• TO BE DONE: Find the word "color" in the records below. List each line containing it.

— start MATERIAL TO PROCESS —

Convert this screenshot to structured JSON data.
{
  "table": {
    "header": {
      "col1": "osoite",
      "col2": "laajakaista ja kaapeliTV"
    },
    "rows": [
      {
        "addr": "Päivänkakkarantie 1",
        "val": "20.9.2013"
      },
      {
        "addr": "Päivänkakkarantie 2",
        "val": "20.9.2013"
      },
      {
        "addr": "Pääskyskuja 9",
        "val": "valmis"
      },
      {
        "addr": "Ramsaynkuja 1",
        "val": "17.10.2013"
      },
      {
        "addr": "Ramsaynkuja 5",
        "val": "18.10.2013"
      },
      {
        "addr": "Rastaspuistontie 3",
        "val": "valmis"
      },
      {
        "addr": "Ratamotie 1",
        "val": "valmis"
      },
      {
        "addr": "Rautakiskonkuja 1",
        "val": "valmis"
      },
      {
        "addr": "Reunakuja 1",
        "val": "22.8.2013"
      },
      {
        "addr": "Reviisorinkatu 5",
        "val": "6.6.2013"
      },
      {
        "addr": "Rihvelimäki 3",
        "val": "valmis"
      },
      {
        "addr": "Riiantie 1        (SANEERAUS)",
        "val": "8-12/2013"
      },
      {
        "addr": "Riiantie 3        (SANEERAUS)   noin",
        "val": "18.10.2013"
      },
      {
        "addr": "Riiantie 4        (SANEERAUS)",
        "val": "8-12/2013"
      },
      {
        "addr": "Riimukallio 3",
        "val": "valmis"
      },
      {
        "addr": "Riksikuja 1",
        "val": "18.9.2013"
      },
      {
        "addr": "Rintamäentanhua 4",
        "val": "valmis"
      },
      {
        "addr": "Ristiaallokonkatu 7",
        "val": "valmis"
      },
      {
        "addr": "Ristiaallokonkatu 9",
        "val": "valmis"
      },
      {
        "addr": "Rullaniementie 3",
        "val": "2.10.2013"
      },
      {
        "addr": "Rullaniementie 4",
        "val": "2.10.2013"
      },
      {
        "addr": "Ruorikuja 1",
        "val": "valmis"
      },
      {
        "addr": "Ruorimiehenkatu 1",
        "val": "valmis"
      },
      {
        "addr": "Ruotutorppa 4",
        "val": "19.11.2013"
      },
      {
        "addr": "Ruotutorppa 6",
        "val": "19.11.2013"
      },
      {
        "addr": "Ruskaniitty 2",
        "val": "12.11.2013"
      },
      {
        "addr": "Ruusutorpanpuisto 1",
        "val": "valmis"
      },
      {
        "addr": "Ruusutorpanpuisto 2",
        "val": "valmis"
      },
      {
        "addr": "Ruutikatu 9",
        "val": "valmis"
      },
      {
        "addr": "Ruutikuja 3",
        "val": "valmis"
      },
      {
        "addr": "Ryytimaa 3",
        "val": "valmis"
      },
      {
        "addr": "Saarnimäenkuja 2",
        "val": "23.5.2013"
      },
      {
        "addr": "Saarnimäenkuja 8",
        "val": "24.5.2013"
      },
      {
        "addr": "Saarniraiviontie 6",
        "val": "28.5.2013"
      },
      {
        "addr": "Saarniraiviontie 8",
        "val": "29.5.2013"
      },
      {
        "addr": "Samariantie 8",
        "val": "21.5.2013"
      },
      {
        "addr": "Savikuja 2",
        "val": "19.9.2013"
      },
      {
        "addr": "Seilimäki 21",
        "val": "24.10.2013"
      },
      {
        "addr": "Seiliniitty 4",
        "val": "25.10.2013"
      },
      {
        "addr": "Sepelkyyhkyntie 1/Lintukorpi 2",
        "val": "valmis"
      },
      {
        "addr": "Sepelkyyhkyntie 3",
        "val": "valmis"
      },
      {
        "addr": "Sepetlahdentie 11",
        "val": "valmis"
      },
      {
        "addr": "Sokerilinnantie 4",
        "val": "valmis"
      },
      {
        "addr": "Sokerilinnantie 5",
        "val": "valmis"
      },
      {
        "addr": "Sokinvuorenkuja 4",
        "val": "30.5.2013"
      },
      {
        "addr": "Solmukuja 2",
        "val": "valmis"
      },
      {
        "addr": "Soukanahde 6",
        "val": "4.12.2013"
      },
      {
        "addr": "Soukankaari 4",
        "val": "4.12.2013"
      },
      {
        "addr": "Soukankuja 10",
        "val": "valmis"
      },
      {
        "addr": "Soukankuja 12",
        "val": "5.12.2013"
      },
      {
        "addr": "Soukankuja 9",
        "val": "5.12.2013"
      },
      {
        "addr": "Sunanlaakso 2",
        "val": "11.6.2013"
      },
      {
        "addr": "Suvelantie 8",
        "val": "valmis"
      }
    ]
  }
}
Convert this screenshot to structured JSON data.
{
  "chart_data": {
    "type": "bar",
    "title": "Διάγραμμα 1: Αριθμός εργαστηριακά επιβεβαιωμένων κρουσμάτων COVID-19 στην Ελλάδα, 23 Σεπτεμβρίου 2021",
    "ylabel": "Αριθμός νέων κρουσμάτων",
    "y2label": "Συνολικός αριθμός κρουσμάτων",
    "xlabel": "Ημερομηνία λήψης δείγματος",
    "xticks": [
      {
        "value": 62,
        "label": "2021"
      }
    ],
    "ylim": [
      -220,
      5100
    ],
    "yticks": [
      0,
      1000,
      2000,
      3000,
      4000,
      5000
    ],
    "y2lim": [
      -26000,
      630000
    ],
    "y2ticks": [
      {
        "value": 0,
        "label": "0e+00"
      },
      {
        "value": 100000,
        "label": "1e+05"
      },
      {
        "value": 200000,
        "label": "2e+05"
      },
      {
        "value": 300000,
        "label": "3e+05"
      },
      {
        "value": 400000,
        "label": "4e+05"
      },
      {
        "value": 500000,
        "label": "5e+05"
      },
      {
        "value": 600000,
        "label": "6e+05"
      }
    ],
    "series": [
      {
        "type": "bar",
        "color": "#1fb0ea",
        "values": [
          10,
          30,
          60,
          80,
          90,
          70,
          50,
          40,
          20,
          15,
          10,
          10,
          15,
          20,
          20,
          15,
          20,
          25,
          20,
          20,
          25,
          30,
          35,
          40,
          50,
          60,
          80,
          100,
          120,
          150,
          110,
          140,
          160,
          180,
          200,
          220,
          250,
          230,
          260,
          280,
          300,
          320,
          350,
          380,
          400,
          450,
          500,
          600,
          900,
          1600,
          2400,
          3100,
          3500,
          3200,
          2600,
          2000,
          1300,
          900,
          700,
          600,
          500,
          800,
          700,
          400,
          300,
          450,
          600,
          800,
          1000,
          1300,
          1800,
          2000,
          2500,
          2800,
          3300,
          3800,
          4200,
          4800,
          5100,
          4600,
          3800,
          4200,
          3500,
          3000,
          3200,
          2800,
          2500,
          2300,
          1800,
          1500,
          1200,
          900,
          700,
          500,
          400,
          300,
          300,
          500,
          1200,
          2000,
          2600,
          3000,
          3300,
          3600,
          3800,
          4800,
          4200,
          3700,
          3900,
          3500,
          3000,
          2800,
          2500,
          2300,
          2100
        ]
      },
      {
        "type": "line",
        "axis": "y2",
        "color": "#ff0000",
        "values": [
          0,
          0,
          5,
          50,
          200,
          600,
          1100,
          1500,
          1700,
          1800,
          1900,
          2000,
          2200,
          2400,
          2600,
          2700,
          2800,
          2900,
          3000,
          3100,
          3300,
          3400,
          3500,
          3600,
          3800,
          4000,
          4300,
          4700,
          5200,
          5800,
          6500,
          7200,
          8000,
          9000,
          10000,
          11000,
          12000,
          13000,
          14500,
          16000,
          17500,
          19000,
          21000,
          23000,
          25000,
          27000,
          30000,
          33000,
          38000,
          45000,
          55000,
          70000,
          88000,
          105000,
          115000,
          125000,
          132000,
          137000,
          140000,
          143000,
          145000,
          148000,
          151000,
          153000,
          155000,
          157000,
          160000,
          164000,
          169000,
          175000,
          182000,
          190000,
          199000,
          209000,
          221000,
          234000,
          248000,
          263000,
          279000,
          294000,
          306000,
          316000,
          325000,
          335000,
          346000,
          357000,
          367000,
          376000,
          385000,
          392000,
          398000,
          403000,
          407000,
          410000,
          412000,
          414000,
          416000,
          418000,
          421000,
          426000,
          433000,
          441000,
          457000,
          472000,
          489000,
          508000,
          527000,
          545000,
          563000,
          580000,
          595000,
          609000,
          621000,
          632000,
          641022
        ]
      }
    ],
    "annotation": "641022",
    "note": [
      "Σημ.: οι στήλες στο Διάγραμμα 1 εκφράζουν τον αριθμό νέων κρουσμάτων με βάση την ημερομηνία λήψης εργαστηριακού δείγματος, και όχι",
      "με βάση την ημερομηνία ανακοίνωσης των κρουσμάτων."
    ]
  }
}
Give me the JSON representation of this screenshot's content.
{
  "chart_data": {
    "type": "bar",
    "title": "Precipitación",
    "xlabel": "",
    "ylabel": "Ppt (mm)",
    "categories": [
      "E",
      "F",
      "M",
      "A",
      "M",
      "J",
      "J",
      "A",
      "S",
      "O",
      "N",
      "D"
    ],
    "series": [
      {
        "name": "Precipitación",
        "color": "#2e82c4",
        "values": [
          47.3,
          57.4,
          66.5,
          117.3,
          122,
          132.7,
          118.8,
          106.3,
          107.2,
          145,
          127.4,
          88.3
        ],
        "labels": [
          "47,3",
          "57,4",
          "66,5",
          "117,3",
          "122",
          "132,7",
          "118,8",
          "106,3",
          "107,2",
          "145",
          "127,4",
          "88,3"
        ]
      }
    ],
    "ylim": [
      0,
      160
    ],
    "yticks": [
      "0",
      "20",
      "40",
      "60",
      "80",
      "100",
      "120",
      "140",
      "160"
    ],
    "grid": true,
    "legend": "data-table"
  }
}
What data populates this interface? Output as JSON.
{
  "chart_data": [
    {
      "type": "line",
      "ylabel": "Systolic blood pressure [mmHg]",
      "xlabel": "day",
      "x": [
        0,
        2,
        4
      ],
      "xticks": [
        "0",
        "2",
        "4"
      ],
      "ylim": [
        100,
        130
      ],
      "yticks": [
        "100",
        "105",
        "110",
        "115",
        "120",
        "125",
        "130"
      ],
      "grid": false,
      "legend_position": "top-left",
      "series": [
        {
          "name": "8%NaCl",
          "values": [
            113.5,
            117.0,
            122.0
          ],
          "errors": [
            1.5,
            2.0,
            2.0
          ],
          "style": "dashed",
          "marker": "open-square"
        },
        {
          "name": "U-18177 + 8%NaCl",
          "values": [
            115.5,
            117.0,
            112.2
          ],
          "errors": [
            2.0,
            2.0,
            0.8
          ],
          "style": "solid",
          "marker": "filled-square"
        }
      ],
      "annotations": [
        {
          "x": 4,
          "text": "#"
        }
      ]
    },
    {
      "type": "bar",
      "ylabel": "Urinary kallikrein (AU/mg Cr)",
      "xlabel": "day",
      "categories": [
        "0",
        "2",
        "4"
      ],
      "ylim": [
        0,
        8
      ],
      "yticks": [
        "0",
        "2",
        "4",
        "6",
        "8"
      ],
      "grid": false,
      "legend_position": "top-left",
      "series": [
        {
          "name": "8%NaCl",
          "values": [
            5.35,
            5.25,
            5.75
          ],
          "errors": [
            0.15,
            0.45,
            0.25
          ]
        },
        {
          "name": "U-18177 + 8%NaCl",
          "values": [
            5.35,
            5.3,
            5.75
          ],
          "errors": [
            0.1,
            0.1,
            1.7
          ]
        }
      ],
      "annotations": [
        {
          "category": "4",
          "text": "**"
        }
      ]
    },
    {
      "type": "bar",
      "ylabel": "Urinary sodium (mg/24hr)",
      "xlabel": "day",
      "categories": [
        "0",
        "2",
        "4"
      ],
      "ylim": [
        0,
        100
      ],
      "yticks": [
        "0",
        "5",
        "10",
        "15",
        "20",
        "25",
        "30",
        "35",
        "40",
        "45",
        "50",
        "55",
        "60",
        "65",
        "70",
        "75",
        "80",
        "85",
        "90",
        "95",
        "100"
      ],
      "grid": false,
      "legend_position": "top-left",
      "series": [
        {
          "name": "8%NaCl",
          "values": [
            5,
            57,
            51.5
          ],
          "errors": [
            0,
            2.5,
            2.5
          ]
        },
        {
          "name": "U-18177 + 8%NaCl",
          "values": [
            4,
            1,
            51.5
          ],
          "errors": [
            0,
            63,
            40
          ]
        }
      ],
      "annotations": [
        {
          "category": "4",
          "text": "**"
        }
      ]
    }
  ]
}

— end MATERIAL TO PROCESS —

• RESULT:
        "color": "#1fb0ea",
        "color": "#ff0000",
        "color": "#2e82c4",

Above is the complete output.